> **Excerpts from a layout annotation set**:
-=-=-

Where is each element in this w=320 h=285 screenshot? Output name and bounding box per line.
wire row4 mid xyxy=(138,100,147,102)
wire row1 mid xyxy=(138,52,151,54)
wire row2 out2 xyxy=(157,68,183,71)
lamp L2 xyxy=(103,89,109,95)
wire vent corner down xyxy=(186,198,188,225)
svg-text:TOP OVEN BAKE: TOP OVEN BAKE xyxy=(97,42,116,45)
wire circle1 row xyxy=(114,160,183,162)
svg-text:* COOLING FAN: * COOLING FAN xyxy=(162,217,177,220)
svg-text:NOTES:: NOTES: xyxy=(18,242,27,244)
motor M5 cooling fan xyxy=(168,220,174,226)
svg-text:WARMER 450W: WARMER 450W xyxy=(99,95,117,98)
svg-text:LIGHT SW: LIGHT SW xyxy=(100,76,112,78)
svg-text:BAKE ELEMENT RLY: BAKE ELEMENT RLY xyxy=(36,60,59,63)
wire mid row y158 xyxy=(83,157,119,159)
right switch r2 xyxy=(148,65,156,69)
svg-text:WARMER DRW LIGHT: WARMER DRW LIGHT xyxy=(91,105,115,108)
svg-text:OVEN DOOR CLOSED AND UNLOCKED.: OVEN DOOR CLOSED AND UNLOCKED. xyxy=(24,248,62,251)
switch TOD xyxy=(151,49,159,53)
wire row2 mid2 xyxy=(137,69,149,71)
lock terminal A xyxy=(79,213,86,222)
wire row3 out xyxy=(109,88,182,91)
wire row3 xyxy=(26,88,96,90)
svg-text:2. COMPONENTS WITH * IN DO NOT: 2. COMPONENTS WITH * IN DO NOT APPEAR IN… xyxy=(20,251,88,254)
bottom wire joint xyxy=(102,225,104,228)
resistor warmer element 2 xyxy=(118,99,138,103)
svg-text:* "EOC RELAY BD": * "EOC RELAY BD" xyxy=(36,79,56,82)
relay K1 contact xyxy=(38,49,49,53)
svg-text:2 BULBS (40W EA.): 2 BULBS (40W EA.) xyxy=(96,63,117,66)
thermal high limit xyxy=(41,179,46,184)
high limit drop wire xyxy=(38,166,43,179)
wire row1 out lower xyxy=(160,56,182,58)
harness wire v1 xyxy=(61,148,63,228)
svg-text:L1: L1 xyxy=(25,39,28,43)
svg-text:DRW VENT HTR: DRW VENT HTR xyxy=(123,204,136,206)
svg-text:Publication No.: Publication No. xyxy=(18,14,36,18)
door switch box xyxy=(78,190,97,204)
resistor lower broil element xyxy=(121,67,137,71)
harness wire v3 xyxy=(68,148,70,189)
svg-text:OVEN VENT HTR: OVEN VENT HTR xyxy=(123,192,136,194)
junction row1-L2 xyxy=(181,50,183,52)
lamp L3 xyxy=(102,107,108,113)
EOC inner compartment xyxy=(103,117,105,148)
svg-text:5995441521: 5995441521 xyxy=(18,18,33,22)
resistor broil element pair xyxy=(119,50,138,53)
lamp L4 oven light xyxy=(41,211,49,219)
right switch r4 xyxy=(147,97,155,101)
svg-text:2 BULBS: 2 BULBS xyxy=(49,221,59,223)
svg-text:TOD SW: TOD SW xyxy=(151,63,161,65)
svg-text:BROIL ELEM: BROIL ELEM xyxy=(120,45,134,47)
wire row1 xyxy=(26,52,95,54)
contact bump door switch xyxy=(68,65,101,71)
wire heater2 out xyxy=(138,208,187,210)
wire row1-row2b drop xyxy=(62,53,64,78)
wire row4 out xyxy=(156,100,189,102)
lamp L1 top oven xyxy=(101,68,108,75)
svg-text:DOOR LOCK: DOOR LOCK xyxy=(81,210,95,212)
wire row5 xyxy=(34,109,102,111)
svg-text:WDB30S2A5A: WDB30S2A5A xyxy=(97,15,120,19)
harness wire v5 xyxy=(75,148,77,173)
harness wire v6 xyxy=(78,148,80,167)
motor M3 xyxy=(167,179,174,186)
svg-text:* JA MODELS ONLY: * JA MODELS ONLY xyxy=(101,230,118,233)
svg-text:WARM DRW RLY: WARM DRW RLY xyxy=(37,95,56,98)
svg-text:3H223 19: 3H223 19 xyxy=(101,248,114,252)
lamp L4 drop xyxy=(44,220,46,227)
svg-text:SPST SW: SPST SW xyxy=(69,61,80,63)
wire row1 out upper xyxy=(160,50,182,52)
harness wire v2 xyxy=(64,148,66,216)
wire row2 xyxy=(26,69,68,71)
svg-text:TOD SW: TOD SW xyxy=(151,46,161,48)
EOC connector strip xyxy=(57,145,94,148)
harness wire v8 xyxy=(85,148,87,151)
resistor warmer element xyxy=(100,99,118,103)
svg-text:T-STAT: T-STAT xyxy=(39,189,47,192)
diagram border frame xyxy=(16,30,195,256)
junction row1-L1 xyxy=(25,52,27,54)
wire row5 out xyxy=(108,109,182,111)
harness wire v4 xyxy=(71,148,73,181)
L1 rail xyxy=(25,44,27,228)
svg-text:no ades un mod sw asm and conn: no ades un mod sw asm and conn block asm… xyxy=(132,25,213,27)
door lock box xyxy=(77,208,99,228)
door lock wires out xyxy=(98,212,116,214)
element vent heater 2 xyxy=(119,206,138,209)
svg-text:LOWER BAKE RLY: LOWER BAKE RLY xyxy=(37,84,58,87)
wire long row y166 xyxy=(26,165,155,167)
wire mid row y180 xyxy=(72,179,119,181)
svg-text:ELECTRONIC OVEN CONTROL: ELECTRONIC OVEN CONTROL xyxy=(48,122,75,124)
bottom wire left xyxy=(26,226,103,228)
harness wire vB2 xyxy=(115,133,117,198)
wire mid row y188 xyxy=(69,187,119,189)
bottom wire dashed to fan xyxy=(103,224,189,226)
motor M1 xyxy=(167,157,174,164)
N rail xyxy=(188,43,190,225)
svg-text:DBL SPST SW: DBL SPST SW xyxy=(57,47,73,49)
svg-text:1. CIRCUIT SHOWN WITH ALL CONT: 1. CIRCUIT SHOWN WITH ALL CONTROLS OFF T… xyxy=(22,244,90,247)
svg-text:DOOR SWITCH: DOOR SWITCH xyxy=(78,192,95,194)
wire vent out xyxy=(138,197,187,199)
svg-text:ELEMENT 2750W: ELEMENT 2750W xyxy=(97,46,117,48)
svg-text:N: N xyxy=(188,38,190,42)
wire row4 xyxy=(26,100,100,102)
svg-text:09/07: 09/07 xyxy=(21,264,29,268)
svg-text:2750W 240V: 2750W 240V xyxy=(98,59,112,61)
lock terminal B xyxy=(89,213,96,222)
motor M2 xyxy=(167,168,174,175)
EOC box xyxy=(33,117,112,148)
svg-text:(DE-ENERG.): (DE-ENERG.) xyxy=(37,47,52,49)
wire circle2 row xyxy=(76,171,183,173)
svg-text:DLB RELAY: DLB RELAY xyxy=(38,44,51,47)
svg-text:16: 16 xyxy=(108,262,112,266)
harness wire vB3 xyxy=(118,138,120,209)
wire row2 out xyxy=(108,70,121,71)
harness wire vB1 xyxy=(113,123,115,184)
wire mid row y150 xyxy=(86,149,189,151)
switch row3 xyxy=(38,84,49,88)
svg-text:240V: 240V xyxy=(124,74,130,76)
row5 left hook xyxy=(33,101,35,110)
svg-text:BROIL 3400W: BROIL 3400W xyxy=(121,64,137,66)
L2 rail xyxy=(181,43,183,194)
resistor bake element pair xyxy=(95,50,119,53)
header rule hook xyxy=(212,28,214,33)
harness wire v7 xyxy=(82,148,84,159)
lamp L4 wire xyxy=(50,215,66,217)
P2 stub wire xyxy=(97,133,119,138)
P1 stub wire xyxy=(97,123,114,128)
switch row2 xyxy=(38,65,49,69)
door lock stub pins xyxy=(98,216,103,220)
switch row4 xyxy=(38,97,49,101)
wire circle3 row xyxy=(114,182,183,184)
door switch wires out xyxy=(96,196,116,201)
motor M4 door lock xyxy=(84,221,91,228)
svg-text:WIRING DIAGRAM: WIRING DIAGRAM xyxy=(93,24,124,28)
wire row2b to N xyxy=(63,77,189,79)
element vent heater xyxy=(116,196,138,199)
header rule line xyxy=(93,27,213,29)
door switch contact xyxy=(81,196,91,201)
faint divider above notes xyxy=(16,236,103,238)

-=-=-

> **The task**: Please lay out the stretch from the start of the records through the line containing "lamp L2 xyxy=(103,89,109,95)" as a numbered list, with both ends included and blank lines omitted.

> **Finished exercise**:
1. Where is each element in this w=320 h=285 screenshot? Output name and bounding box per line.
2. wire row4 mid xyxy=(138,100,147,102)
3. wire row1 mid xyxy=(138,52,151,54)
4. wire row2 out2 xyxy=(157,68,183,71)
5. lamp L2 xyxy=(103,89,109,95)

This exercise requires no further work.